> Visual layout records:
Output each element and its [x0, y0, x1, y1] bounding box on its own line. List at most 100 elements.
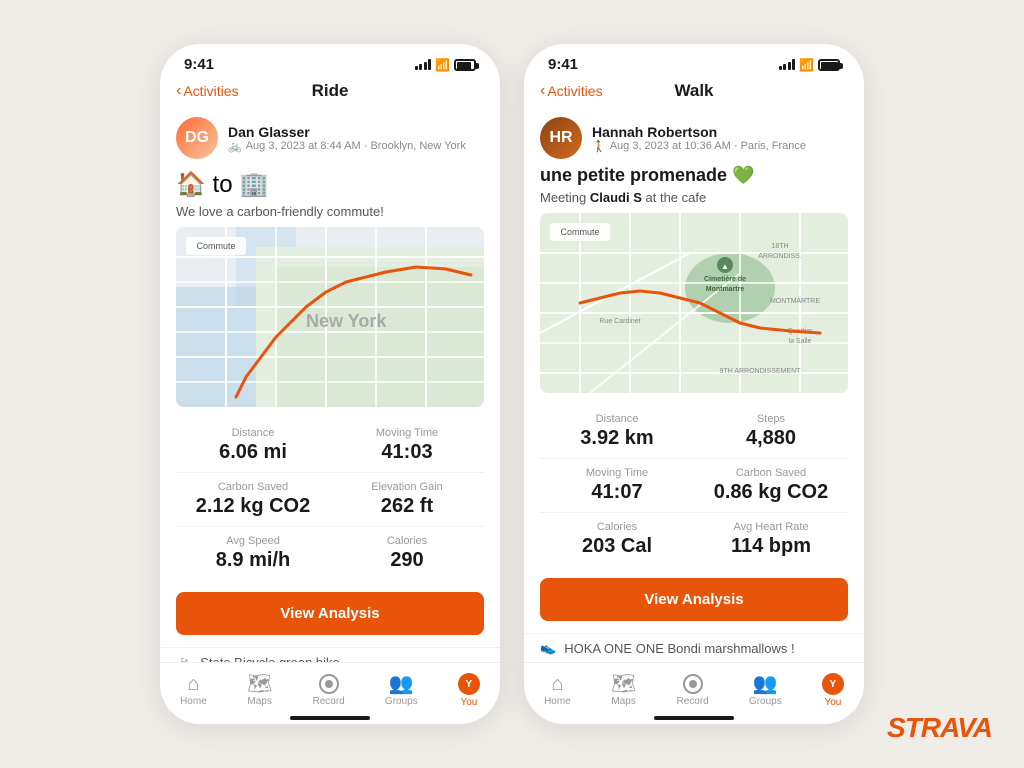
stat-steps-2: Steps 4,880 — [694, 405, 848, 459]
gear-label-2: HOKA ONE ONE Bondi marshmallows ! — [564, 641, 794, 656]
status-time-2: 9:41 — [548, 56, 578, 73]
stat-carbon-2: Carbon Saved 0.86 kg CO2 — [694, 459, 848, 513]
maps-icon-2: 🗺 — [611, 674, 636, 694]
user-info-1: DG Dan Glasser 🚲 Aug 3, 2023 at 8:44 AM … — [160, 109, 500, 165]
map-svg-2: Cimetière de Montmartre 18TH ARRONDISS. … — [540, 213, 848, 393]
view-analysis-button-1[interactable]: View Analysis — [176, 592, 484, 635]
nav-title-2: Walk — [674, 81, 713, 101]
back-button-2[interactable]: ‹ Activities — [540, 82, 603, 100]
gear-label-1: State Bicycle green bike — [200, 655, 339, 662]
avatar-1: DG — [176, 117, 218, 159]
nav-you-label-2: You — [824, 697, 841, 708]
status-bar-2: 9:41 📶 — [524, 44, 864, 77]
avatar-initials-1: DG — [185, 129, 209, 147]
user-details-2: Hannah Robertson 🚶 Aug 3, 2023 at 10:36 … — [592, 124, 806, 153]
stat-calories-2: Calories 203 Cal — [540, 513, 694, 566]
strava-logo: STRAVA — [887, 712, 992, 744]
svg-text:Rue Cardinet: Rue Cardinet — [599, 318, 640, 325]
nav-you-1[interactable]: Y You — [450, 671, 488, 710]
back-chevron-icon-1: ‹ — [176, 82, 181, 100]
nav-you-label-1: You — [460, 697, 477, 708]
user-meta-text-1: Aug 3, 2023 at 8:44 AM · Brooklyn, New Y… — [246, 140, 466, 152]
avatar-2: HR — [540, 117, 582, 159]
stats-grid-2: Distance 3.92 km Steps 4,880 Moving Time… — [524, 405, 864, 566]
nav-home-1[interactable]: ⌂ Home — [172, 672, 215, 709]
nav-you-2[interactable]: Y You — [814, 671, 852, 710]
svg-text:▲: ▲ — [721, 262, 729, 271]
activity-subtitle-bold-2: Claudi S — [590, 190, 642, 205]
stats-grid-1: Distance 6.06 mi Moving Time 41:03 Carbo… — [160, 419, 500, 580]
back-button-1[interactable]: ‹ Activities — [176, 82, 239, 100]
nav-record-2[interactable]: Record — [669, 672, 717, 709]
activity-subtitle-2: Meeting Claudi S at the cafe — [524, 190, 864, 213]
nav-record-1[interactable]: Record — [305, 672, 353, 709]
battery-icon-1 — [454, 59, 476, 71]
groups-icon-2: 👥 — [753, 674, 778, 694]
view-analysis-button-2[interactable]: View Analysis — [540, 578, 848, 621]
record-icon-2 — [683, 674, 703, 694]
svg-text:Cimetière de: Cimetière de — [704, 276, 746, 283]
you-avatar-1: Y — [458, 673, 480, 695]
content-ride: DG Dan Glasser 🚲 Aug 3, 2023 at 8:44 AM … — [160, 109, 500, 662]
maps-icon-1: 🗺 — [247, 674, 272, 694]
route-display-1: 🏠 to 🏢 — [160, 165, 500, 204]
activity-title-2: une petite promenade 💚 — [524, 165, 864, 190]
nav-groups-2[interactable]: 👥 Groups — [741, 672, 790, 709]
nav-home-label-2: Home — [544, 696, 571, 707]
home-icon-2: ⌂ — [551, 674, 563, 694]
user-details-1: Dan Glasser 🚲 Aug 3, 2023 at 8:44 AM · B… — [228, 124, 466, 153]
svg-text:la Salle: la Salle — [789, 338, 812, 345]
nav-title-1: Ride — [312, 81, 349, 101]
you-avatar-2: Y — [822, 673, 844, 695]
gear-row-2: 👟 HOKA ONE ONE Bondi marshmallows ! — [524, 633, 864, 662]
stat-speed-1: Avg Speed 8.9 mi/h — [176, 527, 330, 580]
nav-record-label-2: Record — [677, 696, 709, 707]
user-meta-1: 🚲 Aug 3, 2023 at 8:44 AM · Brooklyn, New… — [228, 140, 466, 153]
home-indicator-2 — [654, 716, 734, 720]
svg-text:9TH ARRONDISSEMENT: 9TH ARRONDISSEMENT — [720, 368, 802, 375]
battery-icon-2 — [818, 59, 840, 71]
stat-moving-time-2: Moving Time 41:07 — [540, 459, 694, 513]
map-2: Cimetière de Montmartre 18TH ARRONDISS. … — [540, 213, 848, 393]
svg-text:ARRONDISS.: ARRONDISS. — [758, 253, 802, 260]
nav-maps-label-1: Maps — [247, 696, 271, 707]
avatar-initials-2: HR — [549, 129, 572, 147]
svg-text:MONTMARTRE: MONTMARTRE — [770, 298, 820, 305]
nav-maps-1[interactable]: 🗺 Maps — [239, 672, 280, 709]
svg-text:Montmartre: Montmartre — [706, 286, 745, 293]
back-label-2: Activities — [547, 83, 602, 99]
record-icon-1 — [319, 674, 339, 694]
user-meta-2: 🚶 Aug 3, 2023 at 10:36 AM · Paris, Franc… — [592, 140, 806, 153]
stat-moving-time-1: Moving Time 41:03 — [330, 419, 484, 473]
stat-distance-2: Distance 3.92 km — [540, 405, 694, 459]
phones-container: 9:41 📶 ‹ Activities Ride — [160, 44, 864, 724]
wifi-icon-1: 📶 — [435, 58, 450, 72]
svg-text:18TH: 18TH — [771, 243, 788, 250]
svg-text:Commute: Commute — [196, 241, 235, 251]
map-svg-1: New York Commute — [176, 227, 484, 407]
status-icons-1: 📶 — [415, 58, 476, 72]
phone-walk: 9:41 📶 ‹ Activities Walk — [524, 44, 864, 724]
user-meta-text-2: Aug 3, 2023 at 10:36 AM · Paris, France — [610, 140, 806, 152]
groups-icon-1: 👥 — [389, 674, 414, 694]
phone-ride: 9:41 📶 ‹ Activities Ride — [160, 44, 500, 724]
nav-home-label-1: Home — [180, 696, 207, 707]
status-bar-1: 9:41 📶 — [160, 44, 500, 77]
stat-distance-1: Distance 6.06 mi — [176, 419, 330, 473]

> WHAT THE TASK REQUIRES: Can you output all of the lines above word for word, leaving out any pictures?

> ANSWER TO THE TASK:
Output each element and its [x0, y0, x1, y1] bounding box on its own line. List at most 100 elements.
stat-steps-2: Steps 4,880 — [694, 405, 848, 459]
gear-label-2: HOKA ONE ONE Bondi marshmallows ! — [564, 641, 794, 656]
status-time-2: 9:41 — [548, 56, 578, 73]
stat-carbon-2: Carbon Saved 0.86 kg CO2 — [694, 459, 848, 513]
maps-icon-2: 🗺 — [611, 674, 636, 694]
user-info-1: DG Dan Glasser 🚲 Aug 3, 2023 at 8:44 AM … — [160, 109, 500, 165]
map-svg-2: Cimetière de Montmartre 18TH ARRONDISS. … — [540, 213, 848, 393]
view-analysis-button-1[interactable]: View Analysis — [176, 592, 484, 635]
nav-title-2: Walk — [674, 81, 713, 101]
back-button-2[interactable]: ‹ Activities — [540, 82, 603, 100]
gear-label-1: State Bicycle green bike — [200, 655, 339, 662]
avatar-1: DG — [176, 117, 218, 159]
nav-you-label-2: You — [824, 697, 841, 708]
status-bar-2: 9:41 📶 — [524, 44, 864, 77]
avatar-initials-1: DG — [185, 129, 209, 147]
user-details-2: Hannah Robertson 🚶 Aug 3, 2023 at 10:36 … — [592, 124, 806, 153]
stat-calories-2: Calories 203 Cal — [540, 513, 694, 566]
strava-logo: STRAVA — [887, 712, 992, 744]
svg-text:Rue Cardinet: Rue Cardinet — [599, 318, 640, 325]
nav-you-1[interactable]: Y You — [450, 671, 488, 710]
back-chevron-icon-1: ‹ — [176, 82, 181, 100]
nav-you-label-1: You — [460, 697, 477, 708]
user-meta-text-1: Aug 3, 2023 at 8:44 AM · Brooklyn, New Y… — [246, 140, 466, 152]
avatar-2: HR — [540, 117, 582, 159]
stats-grid-2: Distance 3.92 km Steps 4,880 Moving Time… — [524, 405, 864, 566]
nav-home-1[interactable]: ⌂ Home — [172, 672, 215, 709]
nav-you-2[interactable]: Y You — [814, 671, 852, 710]
svg-text:▲: ▲ — [721, 262, 729, 271]
activity-subtitle-bold-2: Claudi S — [590, 190, 642, 205]
stats-grid-1: Distance 6.06 mi Moving Time 41:03 Carbo… — [160, 419, 500, 580]
back-button-1[interactable]: ‹ Activities — [176, 82, 239, 100]
nav-record-2[interactable]: Record — [669, 672, 717, 709]
activity-subtitle-2: Meeting Claudi S at the cafe — [524, 190, 864, 213]
nav-record-1[interactable]: Record — [305, 672, 353, 709]
battery-icon-1 — [454, 59, 476, 71]
groups-icon-2: 👥 — [753, 674, 778, 694]
view-analysis-button-2[interactable]: View Analysis — [540, 578, 848, 621]
record-icon-2 — [683, 674, 703, 694]
svg-text:Cimetière de: Cimetière de — [704, 276, 746, 283]
you-avatar-1: Y — [458, 673, 480, 695]
content-ride: DG Dan Glasser 🚲 Aug 3, 2023 at 8:44 AM … — [160, 109, 500, 662]
maps-icon-1: 🗺 — [247, 674, 272, 694]
route-display-1: 🏠 to 🏢 — [160, 165, 500, 204]
activity-title-2: une petite promenade 💚 — [524, 165, 864, 190]
nav-groups-2[interactable]: 👥 Groups — [741, 672, 790, 709]
nav-home-label-2: Home — [544, 696, 571, 707]
home-icon-2: ⌂ — [551, 674, 563, 694]
user-details-1: Dan Glasser 🚲 Aug 3, 2023 at 8:44 AM · B… — [228, 124, 466, 153]
svg-text:la Salle: la Salle — [789, 338, 812, 345]
nav-title-1: Ride — [312, 81, 349, 101]
you-avatar-2: Y — [822, 673, 844, 695]
gear-row-2: 👟 HOKA ONE ONE Bondi marshmallows ! — [524, 633, 864, 662]
stat-speed-1: Avg Speed 8.9 mi/h — [176, 527, 330, 580]
nav-record-label-2: Record — [677, 696, 709, 707]
user-meta-1: 🚲 Aug 3, 2023 at 8:44 AM · Brooklyn, New… — [228, 140, 466, 153]
home-indicator-2 — [654, 716, 734, 720]
svg-text:9TH ARRONDISSEMENT: 9TH ARRONDISSEMENT — [720, 368, 802, 375]
battery-icon-2 — [818, 59, 840, 71]
stat-moving-time-2: Moving Time 41:07 — [540, 459, 694, 513]
map-2: Cimetière de Montmartre 18TH ARRONDISS. … — [540, 213, 848, 393]
svg-text:ARRONDISS.: ARRONDISS. — [758, 253, 802, 260]
nav-maps-label-1: Maps — [247, 696, 271, 707]
avatar-initials-2: HR — [549, 129, 572, 147]
svg-text:MONTMARTRE: MONTMARTRE — [770, 298, 820, 305]
nav-maps-1[interactable]: 🗺 Maps — [239, 672, 280, 709]
svg-text:Montmartre: Montmartre — [706, 286, 745, 293]
back-label-2: Activities — [547, 83, 602, 99]
record-icon-1 — [319, 674, 339, 694]
user-meta-2: 🚶 Aug 3, 2023 at 10:36 AM · Paris, Franc… — [592, 140, 806, 153]
stat-moving-time-1: Moving Time 41:03 — [330, 419, 484, 473]
stat-distance-2: Distance 3.92 km — [540, 405, 694, 459]
phones-container: 9:41 📶 ‹ Activities Ride — [160, 44, 864, 724]
wifi-icon-1: 📶 — [435, 58, 450, 72]
svg-text:18TH: 18TH — [771, 243, 788, 250]
svg-text:Commute: Commute — [196, 241, 235, 251]
map-svg-1: New York Commute — [176, 227, 484, 407]
status-icons-1: 📶 — [415, 58, 476, 72]
phone-walk: 9:41 📶 ‹ Activities Walk — [524, 44, 864, 724]
user-meta-text-2: Aug 3, 2023 at 10:36 AM · Paris, France — [610, 140, 806, 152]
groups-icon-1: 👥 — [389, 674, 414, 694]
phone-ride: 9:41 📶 ‹ Activities Ride — [160, 44, 500, 724]
nav-home-label-1: Home — [180, 696, 207, 707]
status-bar-1: 9:41 📶 — [160, 44, 500, 77]
stat-distance-1: Distance 6.06 mi — [176, 419, 330, 473]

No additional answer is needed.